Exercise passage:
MARF proposed the same plan to Senators Orrin Hatch and Bill Frist in
connection with the FAIR Act of 2004 (SB 2290), which as many of you know
would replace the civil tort system with a compensation trust fund valued
anywhere between $140 and $156 billion. Although Sen. Hatch’s office
advised that the proposal made sense, was inexpensive, and actually
"sweetened" an otherwise contentious bill, he and Dr. Frist formally
rejected most of our proposal, incorporating only about $50 million for 10
centers of excellence over five years. They did acknowledge that Navy
veterans have "suffered excessively" from the war-related disease. In any
case, the trust fund bill is probably dead for the foreseeable future.

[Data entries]
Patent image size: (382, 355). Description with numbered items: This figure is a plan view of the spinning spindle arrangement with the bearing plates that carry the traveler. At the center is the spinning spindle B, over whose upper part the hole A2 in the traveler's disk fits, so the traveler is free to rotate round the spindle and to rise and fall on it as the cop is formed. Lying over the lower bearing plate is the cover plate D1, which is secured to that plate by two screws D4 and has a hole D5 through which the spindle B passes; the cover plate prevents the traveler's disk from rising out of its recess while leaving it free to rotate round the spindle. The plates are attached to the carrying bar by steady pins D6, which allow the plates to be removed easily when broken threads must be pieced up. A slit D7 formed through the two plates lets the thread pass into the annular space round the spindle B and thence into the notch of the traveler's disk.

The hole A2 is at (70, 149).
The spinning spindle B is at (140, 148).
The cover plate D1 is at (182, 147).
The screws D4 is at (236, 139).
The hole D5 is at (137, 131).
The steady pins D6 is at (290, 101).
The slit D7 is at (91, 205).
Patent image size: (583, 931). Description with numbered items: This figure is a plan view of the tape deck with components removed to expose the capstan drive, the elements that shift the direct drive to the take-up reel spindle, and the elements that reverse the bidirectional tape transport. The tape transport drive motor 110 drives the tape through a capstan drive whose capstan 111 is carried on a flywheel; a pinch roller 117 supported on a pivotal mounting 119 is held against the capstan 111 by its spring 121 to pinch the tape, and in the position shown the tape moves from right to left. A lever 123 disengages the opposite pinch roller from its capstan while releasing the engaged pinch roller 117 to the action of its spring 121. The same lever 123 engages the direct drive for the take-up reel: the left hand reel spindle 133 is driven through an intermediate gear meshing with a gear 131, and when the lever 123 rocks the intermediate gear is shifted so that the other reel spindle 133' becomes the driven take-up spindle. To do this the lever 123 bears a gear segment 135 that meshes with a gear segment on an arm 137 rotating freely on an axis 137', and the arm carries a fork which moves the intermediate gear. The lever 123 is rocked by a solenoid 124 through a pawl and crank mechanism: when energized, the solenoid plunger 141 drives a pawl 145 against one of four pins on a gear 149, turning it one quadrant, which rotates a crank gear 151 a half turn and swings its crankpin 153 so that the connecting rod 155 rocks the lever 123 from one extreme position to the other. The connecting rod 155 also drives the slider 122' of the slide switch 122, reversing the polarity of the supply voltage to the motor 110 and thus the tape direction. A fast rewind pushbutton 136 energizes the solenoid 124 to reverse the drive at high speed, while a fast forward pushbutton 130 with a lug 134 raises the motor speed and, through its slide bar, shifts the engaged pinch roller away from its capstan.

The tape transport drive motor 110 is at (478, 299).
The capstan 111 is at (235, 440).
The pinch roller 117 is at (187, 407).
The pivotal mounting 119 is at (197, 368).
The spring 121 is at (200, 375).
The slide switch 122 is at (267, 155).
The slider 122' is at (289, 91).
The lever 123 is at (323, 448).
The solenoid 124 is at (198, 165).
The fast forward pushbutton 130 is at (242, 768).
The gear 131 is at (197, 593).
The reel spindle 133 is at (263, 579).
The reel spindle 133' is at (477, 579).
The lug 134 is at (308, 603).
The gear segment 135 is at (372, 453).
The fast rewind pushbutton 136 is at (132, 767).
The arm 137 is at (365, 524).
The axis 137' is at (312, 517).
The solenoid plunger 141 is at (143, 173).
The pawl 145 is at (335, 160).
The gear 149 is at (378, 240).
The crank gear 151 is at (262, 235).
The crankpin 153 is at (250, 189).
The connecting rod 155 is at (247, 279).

Problem statement: In the passage about the FAIR Act, begin at "MARF proposed the" and stop after "the foreseeable future.", swapping "proposal" for "recommendation" throughout that stretch. The records are not required for this exercise.

Exercise result:
MARF proposed the same plan to Senators Orrin Hatch and Bill Frist in
connection with the FAIR Act of 2004 (SB 2290), which as many of you know
would replace the civil tort system with a compensation trust fund valued
anywhere between $140 and $156 billion. Although Sen. Hatch’s office
advised that the recommendation made sense, was inexpensive, and actually
"sweetened" an otherwise contentious bill, he and Dr. Frist formally
rejected most of our recommendation, incorporating only about $50 million for 10
centers of excellence over five years. They did acknowledge that Navy
veterans have "suffered excessively" from the war-related disease. In any
case, the trust fund bill is probably dead for the foreseeable future.